#### Job A
Recast the entries as a JSON list of strings, one string per line and no blank lines. Begin at the first line of the entries, stop after the line that has "Find all labels, buttons, inputs, and", and leave the pictures out.

Always 0 may not be the "zero of the polynomial". It can be any number.
• At why is the answer not -1.71 i? I thought if you take the the root of a negative number you have to put i after the answer to specify that it is imaginary.
• He is taking the cube root of -5. If you take an odd powered root like 3, of a negative number your solution is real. For example the cube root of -8 is -2 because -2*-2*-2=-8.
• Just to make sure I understand this:
To find the zero of a polynomial, you have to factor the polynomial until you vet the last expressions. In this case, the polynomial simplified to (3x-8)^3 x (x^3+5). So we just solve (3x-8)^3 for 0 and then (x^3+5) for 0. To get 8/3 and sqrt3. -5 right?. If you enter these x values in the function, it will intercept the x axis, right? Also how would this be useful in real life?
• Yes that is correct, (3x-8)^3 * (x^3 +5) has the zeros x=8/3 and x= -cuberoot(5).
How is this useful in real life? Well, imagine you're throwing a ball and you want to know how far away from you it will hit the ground. If we think of the ground as the x-axis and yourself as the y-axis (your position is at x=0) then using your equation (and there are ways to find the equation of the ball's trajectory) you can find the zeros of the parabolic function and use them to see how far away from you the ball lands.
Hope this helps!
• In the Practice Problems - Zeros of polynomials challenge problems, I can't figure out how to work any of those problems. Below is one example, all of the problems are similar.

The position, p, of a particle is expressed in terms of time as:

p=(a-t)(t-b)(b-t) where a>b

I can't figure out how to work any of those challenge problems. Any help would be greatly appreciated. This is the only section that totally makes no sense to me.

• I understand finding the roots of a polynomial given that at least one of the roots are rational, but how would I find the EXACT roots of a polynomial (mainly a trinominal with four terms) given that all the roots are either irrational or imaginary?

Example: x^3 -2x^2 -4x -6
Grouping doesn't work here
I've tried using the rational roots theorem, then plugging each possible root into the equation, none of them are factors
I don't understand how to find the exact roots of the polynomial given that there are no rational roots.

#### Job B
Continue the forum thread about finding the zeros of polynomials from the point where it ends.

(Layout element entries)
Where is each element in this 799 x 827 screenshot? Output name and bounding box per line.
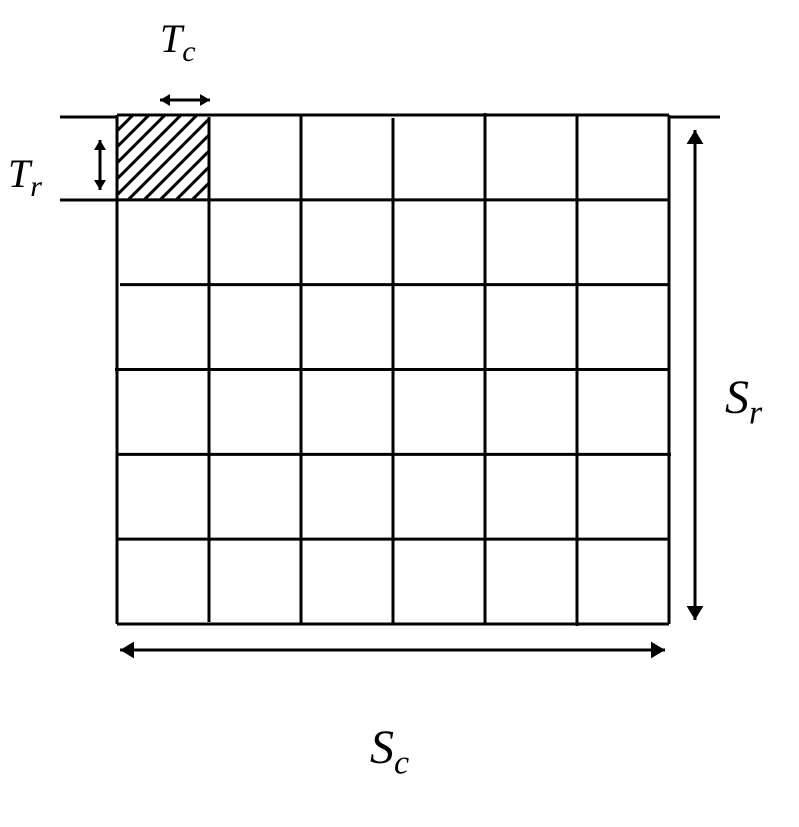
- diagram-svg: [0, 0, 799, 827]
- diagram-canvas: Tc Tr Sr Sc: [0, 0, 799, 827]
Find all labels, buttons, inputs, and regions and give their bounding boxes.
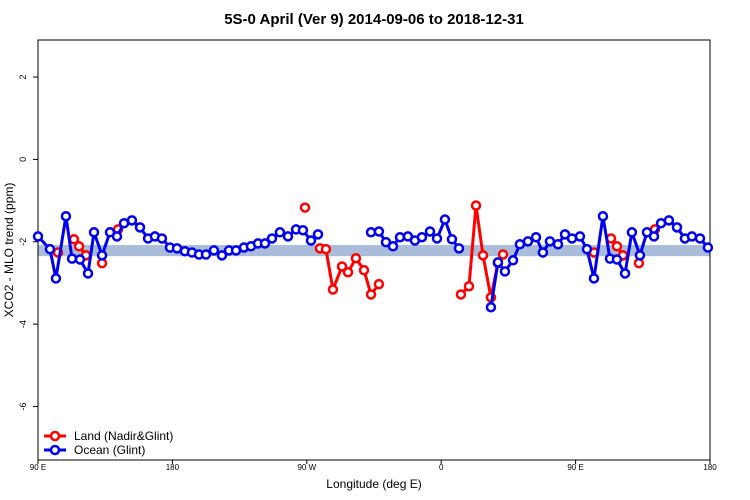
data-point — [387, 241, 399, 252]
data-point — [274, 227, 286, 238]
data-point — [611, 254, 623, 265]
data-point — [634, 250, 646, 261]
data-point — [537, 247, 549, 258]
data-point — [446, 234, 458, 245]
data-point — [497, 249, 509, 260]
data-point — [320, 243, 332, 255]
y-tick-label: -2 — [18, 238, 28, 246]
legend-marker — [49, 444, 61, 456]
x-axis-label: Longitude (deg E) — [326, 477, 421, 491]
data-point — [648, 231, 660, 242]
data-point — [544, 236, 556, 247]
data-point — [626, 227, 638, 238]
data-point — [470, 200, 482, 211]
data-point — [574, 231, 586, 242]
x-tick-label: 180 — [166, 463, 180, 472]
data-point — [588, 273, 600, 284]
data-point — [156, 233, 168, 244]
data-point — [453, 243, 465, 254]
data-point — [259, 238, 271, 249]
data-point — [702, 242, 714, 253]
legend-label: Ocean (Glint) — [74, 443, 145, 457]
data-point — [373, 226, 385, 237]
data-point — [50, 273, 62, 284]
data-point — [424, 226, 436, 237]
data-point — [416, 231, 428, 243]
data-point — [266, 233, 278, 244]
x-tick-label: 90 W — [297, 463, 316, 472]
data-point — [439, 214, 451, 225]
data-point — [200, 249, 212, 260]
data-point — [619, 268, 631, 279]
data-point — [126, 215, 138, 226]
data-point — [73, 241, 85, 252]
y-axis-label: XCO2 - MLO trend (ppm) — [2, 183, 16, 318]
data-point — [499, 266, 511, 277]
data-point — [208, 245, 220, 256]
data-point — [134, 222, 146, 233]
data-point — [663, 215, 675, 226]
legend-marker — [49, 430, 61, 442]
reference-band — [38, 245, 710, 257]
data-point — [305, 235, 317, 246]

#### Task result A
[
  "Where is each element in this 799 x 827 screenshot? Output name and bounding box per line.",
  "- diagram-svg: [0, 0, 799, 827]",
  "- diagram-canvas: Tc Tr Sr Sc: [0, 0, 799, 827]",
  "Find all labels, buttons, inputs, and regions and give their bounding boxes."
]

#### Task result B
(1 vote)
• Finding exact roots of a polynomial is, in general, a genuinely hard problem. After polynomials came into popular use, it was about 300 years before we had a decent set of tools for finding roots, with a branch of math called Galois theory.

As it happens, there is an explicit formula for finding the roots of degree-3 polynomials, and another, even more complicated one for degree-4. But there is not, and cannot be, such a formula for equations of degree 5 and up.

The way to find roots of 3rd-degree equations is described here:
https://qr.ae/TUhUjK
• how would we find the four remaining non-real complex roots?
• This polynomial has no complex roots.
Yes, the polynomial should have 6 roots. However, there reason we have only 2 roots is because there are duplicates.
(3x-8)^3=0 means there are 3 roots that are exactly the same.
If you write this without the exponent, you see the 3 factors
(3x-8)(3x-8)(3x-8)=0
Use the zero produce rule, separate & solve and you get 3 identical values:
3x-8 = 0 creates 8/3
3x-8 = 0 creates 8/3
3x-8 = 0 creates 8/3
This is called multiplicity-- Multiple roots that are the same.
The same thing is happening with x^3 = -5. This represents 3 matching roots.
So, all 6 roots are accounted for, there are just 4 values that are duplicates.
Hope this helps.
(1 vote)
• How are the other 2 complex roots found in this equation?
• how is 8/3 equal to zero?